SOURCE TEXT:
— START —

Are Civilian Contractors Sacrificed to the “Big Business” of War?

“A WORK OF FICTION”

by Sharon Rondeau

Thomas J. Boyle, Jr. in Afghanistan

(Apr. 29, 2016) —The Post & Email previously reported in two articles on the death of Thomas J. Boyle, Jr., a civilian contractor killed in Afghanistan’s Kandahar Province on June 19, 2012 while supporting U.S. Army Reserve operations.

Mr. Boyle was employed by MPRI, later called Engility Corporation, a subsidiary of L-3 Communications, as a police advisor with the Army Reserve’s 303rd Military Police unit from Jackson, MI.

Boyle’s widow, Pauline, told The Post & Email that although the Army maintains that her husband died from enemy fire, eyewitnesses have informed her that the cause was “friendly fire,” also known as fratricide in military circles.

— END —

PROVIDED MATERIAL:
— START —

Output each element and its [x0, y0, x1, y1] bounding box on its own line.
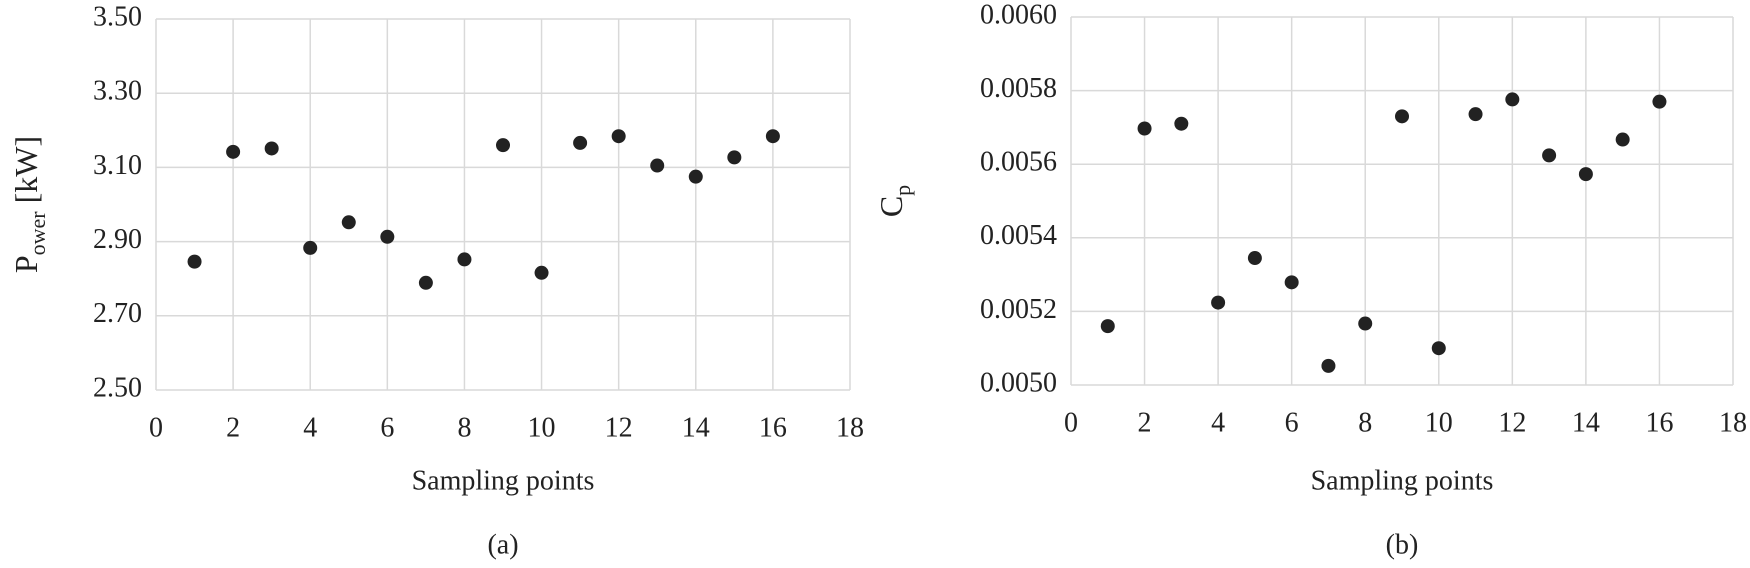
point: [418, 275, 433, 290]
x-tick-label: 4: [303, 412, 317, 443]
x-tick-label: 18: [1719, 407, 1747, 438]
x-tick-label: 16: [759, 412, 787, 443]
chart: 0.0050 0.0052 0.0054 0.0056 0.0058 0.0060 0 2 4 6…: [873, 0, 1747, 560]
x-tick-label: 6: [380, 412, 394, 443]
y-axis-label-subscript: p: [890, 185, 915, 196]
point: [688, 169, 703, 184]
point: [573, 135, 588, 150]
point: [1652, 94, 1667, 109]
point: [1358, 316, 1373, 331]
x-axis-label: Sampling points: [412, 465, 595, 496]
y-tick-label: 3.30: [93, 76, 142, 107]
point: [1395, 109, 1409, 124]
y-tick-label: 0.0052: [980, 294, 1057, 325]
y-tick-label: 2.70: [93, 298, 142, 329]
x-axis-label: Sampling points: [1311, 465, 1494, 496]
point: [1174, 116, 1189, 131]
y-axis-label-base: C: [873, 196, 909, 217]
y-axis-label-base: P: [8, 255, 44, 273]
point: [1615, 132, 1630, 147]
point: [1431, 341, 1446, 356]
point: [1542, 148, 1557, 163]
point: [534, 265, 549, 280]
x-tick-label: 0: [1064, 407, 1078, 438]
chart: 2.50 2.70 2.90 3.10 3.30 3.50 0 2 4 6 8 10 12 14 16 18 S…: [8, 1, 864, 560]
y-axis-label-suffix: [kW]: [8, 136, 44, 212]
point: [727, 150, 742, 165]
point: [226, 144, 241, 159]
x-tick-label: 2: [1138, 407, 1152, 438]
y-axis-label: Cp: [873, 185, 915, 217]
point: [496, 138, 510, 153]
y-tick-label: 2.90: [93, 224, 142, 255]
y-tick-label: 0.0054: [980, 220, 1057, 251]
caption: (a): [487, 529, 518, 560]
point: [264, 141, 279, 156]
x-tick-label: 0: [149, 412, 163, 443]
x-tick-label: 8: [1358, 407, 1372, 438]
point: [1100, 319, 1115, 334]
x-tick-label: 16: [1645, 407, 1673, 438]
x-tick-label: 2: [226, 412, 240, 443]
y-tick-label: 0.0058: [980, 73, 1057, 104]
y-tick-label: 3.50: [93, 1, 142, 32]
x-tick-label: 14: [682, 412, 710, 443]
point: [1284, 275, 1299, 290]
point: [303, 240, 318, 255]
x-tick-label: 18: [836, 412, 864, 443]
x-tick-label: 4: [1211, 407, 1225, 438]
point: [765, 129, 780, 144]
y-tick-label: 0.0060: [980, 0, 1057, 30]
caption: (b): [1386, 529, 1419, 560]
point: [1211, 295, 1226, 310]
y-tick-label: 2.50: [93, 372, 142, 403]
y-axis-label-subscript: ower: [25, 211, 50, 256]
x-tick-label: 12: [605, 412, 633, 443]
point: [1247, 251, 1262, 266]
x-tick-label: 6: [1285, 407, 1299, 438]
point: [1137, 121, 1152, 136]
point: [650, 158, 665, 173]
point: [1321, 358, 1336, 373]
point: [380, 229, 395, 244]
y-tick-label: 0.0050: [980, 367, 1057, 398]
x-tick-label: 14: [1572, 407, 1600, 438]
point: [341, 215, 356, 230]
point: [457, 252, 472, 267]
y-tick-label: 0.0056: [980, 147, 1057, 178]
point: [611, 129, 626, 144]
point: [187, 254, 202, 269]
y-tick-label: 3.10: [93, 150, 142, 181]
point: [1468, 107, 1483, 122]
point: [1578, 167, 1593, 182]
point: [1505, 92, 1520, 107]
x-tick-label: 10: [1425, 407, 1453, 438]
y-axis-label: Power [kW]: [8, 136, 50, 273]
x-tick-label: 10: [528, 412, 556, 443]
x-tick-label: 8: [457, 412, 471, 443]
x-tick-label: 12: [1498, 407, 1526, 438]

— END —

STATED EXERCISE 1: According to the article on Thomas J. Boyle, Jr., what company employed him?
STATED EXERCISE 2: Continue the article on Thomas J. Boyle, Jr.'s death from where it stops.

WRITTEN RESPONSE 1: MPRI, later called Engility Corporation, a subsidiary of L-3 Communications.

WRITTEN RESPONSE 2:
For the past four years, Mrs. Boyle has sought to discover the exact circumstances of her husband’s death and why one insurance policy paid her a benefit for “accidental death” but the others have denied the existence of such a policy or declared “war risk” to have been a stated exclusion.

Early in her quest for answers, Mrs. Boyle learned that the four insurance companies involved appeared to know what type of policy each had in place on Mr. Boyle when he was killed.  While Aetna indicated his cause of death as “accidental bodily injury,” Metlife denied having an accidental death policy but told Mrs. Boyle that “they believe AIG does.”  However, when she contacted AIG, its representatives would not confirm having covered her husband with accidental death coverage.

Mrs. Boyle has acquired three death certificates on her husband, each declaring a different cause of death. On June 21, 2012, The Chicago Tribune reported that Mr. Boyle had died as a result of “gunfire” from an unidentified source.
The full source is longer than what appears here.